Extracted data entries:
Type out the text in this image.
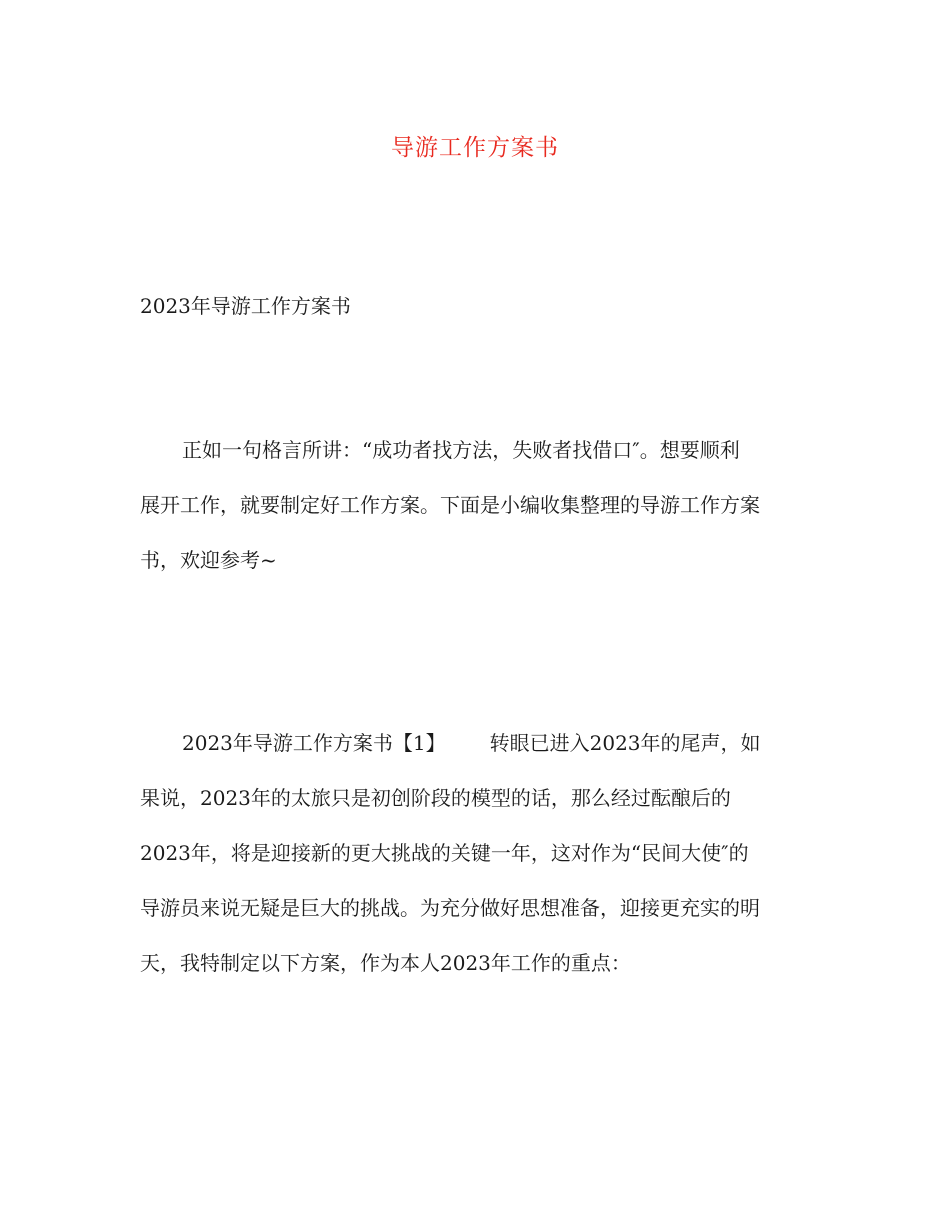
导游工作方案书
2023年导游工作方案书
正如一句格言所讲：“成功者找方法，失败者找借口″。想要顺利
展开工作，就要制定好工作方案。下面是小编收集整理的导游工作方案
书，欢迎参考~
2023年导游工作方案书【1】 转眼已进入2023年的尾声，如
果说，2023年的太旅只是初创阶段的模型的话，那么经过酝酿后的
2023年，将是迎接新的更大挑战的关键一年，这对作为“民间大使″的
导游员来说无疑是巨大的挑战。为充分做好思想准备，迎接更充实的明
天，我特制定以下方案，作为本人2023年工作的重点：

## WHAT THE EXERCISE ASKS:
Print the complete listing exactly as it stands, without its pictures.

## WRITTEN ANSWER:
Type out the text in this image.
导游工作方案书
2023年导游工作方案书
正如一句格言所讲：“成功者找方法，失败者找借口″。想要顺利
展开工作，就要制定好工作方案。下面是小编收集整理的导游工作方案
书，欢迎参考~
2023年导游工作方案书【1】 转眼已进入2023年的尾声，如
果说，2023年的太旅只是初创阶段的模型的话，那么经过酝酿后的
2023年，将是迎接新的更大挑战的关键一年，这对作为“民间大使″的
导游员来说无疑是巨大的挑战。为充分做好思想准备，迎接更充实的明
天，我特制定以下方案，作为本人2023年工作的重点：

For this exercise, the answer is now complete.